Data in this exercise:
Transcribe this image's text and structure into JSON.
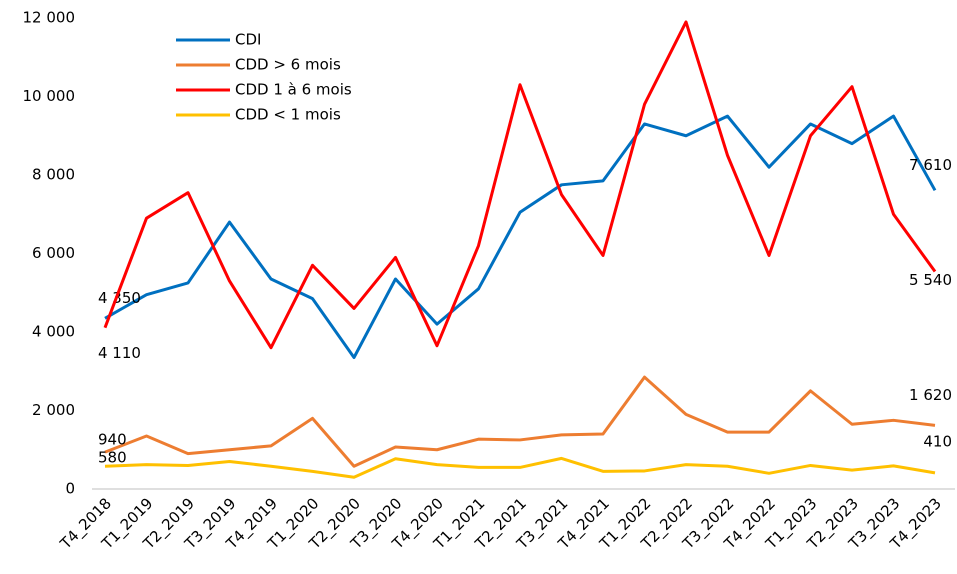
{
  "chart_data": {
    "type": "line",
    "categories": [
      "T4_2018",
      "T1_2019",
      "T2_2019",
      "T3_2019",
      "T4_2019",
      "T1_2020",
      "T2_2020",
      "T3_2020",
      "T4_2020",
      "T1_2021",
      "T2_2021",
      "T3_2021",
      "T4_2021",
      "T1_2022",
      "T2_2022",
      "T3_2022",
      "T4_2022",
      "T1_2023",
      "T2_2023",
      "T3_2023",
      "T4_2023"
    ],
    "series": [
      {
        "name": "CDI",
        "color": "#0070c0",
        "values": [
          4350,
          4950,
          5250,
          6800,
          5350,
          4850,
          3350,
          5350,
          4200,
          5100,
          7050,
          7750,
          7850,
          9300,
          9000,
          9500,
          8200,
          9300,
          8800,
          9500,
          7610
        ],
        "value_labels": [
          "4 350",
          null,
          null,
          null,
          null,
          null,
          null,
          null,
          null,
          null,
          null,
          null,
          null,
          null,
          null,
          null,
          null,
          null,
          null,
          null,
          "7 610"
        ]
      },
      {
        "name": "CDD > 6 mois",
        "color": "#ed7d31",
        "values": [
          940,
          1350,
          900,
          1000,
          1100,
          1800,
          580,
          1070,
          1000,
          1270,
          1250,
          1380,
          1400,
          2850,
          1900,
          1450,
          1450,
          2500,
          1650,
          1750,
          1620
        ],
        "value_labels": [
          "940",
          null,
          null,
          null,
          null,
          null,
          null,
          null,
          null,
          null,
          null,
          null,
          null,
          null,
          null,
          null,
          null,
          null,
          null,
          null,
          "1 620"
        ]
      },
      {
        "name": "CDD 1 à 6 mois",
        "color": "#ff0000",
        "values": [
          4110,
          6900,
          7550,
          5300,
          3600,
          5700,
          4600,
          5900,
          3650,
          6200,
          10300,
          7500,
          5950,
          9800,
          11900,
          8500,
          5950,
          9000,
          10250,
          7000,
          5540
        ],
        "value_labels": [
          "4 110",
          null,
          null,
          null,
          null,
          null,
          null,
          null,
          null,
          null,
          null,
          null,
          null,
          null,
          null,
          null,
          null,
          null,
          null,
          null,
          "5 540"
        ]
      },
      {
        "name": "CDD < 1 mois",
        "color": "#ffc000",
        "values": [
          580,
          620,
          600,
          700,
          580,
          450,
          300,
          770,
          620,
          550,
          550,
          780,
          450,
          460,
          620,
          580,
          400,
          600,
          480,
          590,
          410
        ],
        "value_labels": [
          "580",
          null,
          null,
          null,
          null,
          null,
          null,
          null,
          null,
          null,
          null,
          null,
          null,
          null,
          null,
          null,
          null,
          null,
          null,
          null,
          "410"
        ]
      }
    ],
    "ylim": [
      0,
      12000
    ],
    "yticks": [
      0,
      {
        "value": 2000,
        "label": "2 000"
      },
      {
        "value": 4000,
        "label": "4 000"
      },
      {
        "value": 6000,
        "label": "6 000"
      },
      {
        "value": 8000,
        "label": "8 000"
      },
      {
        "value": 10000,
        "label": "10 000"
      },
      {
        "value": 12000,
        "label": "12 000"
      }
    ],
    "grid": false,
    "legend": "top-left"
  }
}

Do this: Working from the material above, transcribe it exactly while omitting pictures.

Response:
Transcribe this image's text and structure into JSON.
{
  "chart_data": {
    "type": "line",
    "categories": [
      "T4_2018",
      "T1_2019",
      "T2_2019",
      "T3_2019",
      "T4_2019",
      "T1_2020",
      "T2_2020",
      "T3_2020",
      "T4_2020",
      "T1_2021",
      "T2_2021",
      "T3_2021",
      "T4_2021",
      "T1_2022",
      "T2_2022",
      "T3_2022",
      "T4_2022",
      "T1_2023",
      "T2_2023",
      "T3_2023",
      "T4_2023"
    ],
    "series": [
      {
        "name": "CDI",
        "color": "#0070c0",
        "values": [
          4350,
          4950,
          5250,
          6800,
          5350,
          4850,
          3350,
          5350,
          4200,
          5100,
          7050,
          7750,
          7850,
          9300,
          9000,
          9500,
          8200,
          9300,
          8800,
          9500,
          7610
        ],
        "value_labels": [
          "4 350",
          null,
          null,
          null,
          null,
          null,
          null,
          null,
          null,
          null,
          null,
          null,
          null,
          null,
          null,
          null,
          null,
          null,
          null,
          null,
          "7 610"
        ]
      },
      {
        "name": "CDD > 6 mois",
        "color": "#ed7d31",
        "values": [
          940,
          1350,
          900,
          1000,
          1100,
          1800,
          580,
          1070,
          1000,
          1270,
          1250,
          1380,
          1400,
          2850,
          1900,
          1450,
          1450,
          2500,
          1650,
          1750,
          1620
        ],
        "value_labels": [
          "940",
          null,
          null,
          null,
          null,
          null,
          null,
          null,
          null,
          null,
          null,
          null,
          null,
          null,
          null,
          null,
          null,
          null,
          null,
          null,
          "1 620"
        ]
      },
      {
        "name": "CDD 1 à 6 mois",
        "color": "#ff0000",
        "values": [
          4110,
          6900,
          7550,
          5300,
          3600,
          5700,
          4600,
          5900,
          3650,
          6200,
          10300,
          7500,
          5950,
          9800,
          11900,
          8500,
          5950,
          9000,
          10250,
          7000,
          5540
        ],
        "value_labels": [
          "4 110",
          null,
          null,
          null,
          null,
          null,
          null,
          null,
          null,
          null,
          null,
          null,
          null,
          null,
          null,
          null,
          null,
          null,
          null,
          null,
          "5 540"
        ]
      },
      {
        "name": "CDD < 1 mois",
        "color": "#ffc000",
        "values": [
          580,
          620,
          600,
          700,
          580,
          450,
          300,
          770,
          620,
          550,
          550,
          780,
          450,
          460,
          620,
          580,
          400,
          600,
          480,
          590,
          410
        ],
        "value_labels": [
          "580",
          null,
          null,
          null,
          null,
          null,
          null,
          null,
          null,
          null,
          null,
          null,
          null,
          null,
          null,
          null,
          null,
          null,
          null,
          null,
          "410"
        ]
      }
    ],
    "ylim": [
      0,
      12000
    ],
    "yticks": [
      0,
      {
        "value": 2000,
        "label": "2 000"
      },
      {
        "value": 4000,
        "label": "4 000"
      },
      {
        "value": 6000,
        "label": "6 000"
      },
      {
        "value": 8000,
        "label": "8 000"
      },
      {
        "value": 10000,
        "label": "10 000"
      },
      {
        "value": 12000,
        "label": "12 000"
      }
    ],
    "grid": false,
    "legend": "top-left"
  }
}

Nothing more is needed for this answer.